## INSTRUCTION:
Return all the data, word for word.

··· DATASET ROWS

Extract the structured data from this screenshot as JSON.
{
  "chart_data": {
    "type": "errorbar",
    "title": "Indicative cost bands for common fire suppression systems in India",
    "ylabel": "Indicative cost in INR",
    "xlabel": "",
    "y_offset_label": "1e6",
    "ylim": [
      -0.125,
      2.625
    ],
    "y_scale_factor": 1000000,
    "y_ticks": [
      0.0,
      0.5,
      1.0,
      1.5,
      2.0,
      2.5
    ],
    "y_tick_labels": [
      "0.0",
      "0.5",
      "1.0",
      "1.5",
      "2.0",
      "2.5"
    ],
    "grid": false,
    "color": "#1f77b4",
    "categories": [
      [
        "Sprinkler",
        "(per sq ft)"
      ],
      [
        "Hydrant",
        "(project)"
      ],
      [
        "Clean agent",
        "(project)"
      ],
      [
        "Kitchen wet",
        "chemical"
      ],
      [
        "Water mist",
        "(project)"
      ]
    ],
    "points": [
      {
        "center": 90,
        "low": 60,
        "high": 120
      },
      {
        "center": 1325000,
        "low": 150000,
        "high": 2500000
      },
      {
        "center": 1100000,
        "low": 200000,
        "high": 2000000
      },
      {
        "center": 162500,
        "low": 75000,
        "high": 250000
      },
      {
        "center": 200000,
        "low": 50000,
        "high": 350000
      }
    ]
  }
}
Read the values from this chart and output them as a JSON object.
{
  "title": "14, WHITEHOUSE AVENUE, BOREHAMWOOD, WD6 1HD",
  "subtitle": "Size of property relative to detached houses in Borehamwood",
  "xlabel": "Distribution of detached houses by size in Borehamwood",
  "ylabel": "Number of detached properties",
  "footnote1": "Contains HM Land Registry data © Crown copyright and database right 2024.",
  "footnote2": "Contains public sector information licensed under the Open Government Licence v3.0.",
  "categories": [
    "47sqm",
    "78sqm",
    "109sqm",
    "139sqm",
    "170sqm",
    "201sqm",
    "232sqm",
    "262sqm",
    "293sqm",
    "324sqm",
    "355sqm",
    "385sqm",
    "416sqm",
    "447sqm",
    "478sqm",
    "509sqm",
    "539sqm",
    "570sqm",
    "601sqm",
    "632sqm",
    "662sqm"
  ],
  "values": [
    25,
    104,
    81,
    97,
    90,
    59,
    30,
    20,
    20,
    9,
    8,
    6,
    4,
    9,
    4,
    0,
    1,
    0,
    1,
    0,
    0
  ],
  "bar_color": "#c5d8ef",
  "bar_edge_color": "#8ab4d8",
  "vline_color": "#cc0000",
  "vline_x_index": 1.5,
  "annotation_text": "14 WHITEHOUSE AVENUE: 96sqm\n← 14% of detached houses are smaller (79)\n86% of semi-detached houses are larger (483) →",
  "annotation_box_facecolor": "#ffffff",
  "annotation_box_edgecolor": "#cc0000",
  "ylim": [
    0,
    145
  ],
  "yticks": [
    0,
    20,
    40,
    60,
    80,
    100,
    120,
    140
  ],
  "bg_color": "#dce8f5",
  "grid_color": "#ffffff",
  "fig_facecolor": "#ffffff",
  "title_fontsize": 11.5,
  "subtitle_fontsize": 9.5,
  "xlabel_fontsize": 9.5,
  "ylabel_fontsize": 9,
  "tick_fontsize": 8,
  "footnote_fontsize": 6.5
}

······

## RESPONSE:
Extract the structured data from this screenshot as JSON.
{
  "chart_data": {
    "type": "errorbar",
    "title": "Indicative cost bands for common fire suppression systems in India",
    "ylabel": "Indicative cost in INR",
    "xlabel": "",
    "y_offset_label": "1e6",
    "ylim": [
      -0.125,
      2.625
    ],
    "y_scale_factor": 1000000,
    "y_ticks": [
      0.0,
      0.5,
      1.0,
      1.5,
      2.0,
      2.5
    ],
    "y_tick_labels": [
      "0.0",
      "0.5",
      "1.0",
      "1.5",
      "2.0",
      "2.5"
    ],
    "grid": false,
    "color": "#1f77b4",
    "categories": [
      [
        "Sprinkler",
        "(per sq ft)"
      ],
      [
        "Hydrant",
        "(project)"
      ],
      [
        "Clean agent",
        "(project)"
      ],
      [
        "Kitchen wet",
        "chemical"
      ],
      [
        "Water mist",
        "(project)"
      ]
    ],
    "points": [
      {
        "center": 90,
        "low": 60,
        "high": 120
      },
      {
        "center": 1325000,
        "low": 150000,
        "high": 2500000
      },
      {
        "center": 1100000,
        "low": 200000,
        "high": 2000000
      },
      {
        "center": 162500,
        "low": 75000,
        "high": 250000
      },
      {
        "center": 200000,
        "low": 50000,
        "high": 350000
      }
    ]
  }
}
Read the values from this chart and output them as a JSON object.
{
  "title": "14, WHITEHOUSE AVENUE, BOREHAMWOOD, WD6 1HD",
  "subtitle": "Size of property relative to detached houses in Borehamwood",
  "xlabel": "Distribution of detached houses by size in Borehamwood",
  "ylabel": "Number of detached properties",
  "footnote1": "Contains HM Land Registry data © Crown copyright and database right 2024.",
  "footnote2": "Contains public sector information licensed under the Open Government Licence v3.0.",
  "categories": [
    "47sqm",
    "78sqm",
    "109sqm",
    "139sqm",
    "170sqm",
    "201sqm",
    "232sqm",
    "262sqm",
    "293sqm",
    "324sqm",
    "355sqm",
    "385sqm",
    "416sqm",
    "447sqm",
    "478sqm",
    "509sqm",
    "539sqm",
    "570sqm",
    "601sqm",
    "632sqm",
    "662sqm"
  ],
  "values": [
    25,
    104,
    81,
    97,
    90,
    59,
    30,
    20,
    20,
    9,
    8,
    6,
    4,
    9,
    4,
    0,
    1,
    0,
    1,
    0,
    0
  ],
  "bar_color": "#c5d8ef",
  "bar_edge_color": "#8ab4d8",
  "vline_color": "#cc0000",
  "vline_x_index": 1.5,
  "annotation_text": "14 WHITEHOUSE AVENUE: 96sqm\n← 14% of detached houses are smaller (79)\n86% of semi-detached houses are larger (483) →",
  "annotation_box_facecolor": "#ffffff",
  "annotation_box_edgecolor": "#cc0000",
  "ylim": [
    0,
    145
  ],
  "yticks": [
    0,
    20,
    40,
    60,
    80,
    100,
    120,
    140
  ],
  "bg_color": "#dce8f5",
  "grid_color": "#ffffff",
  "fig_facecolor": "#ffffff",
  "title_fontsize": 11.5,
  "subtitle_fontsize": 9.5,
  "xlabel_fontsize": 9.5,
  "ylabel_fontsize": 9,
  "tick_fontsize": 8,
  "footnote_fontsize": 6.5
}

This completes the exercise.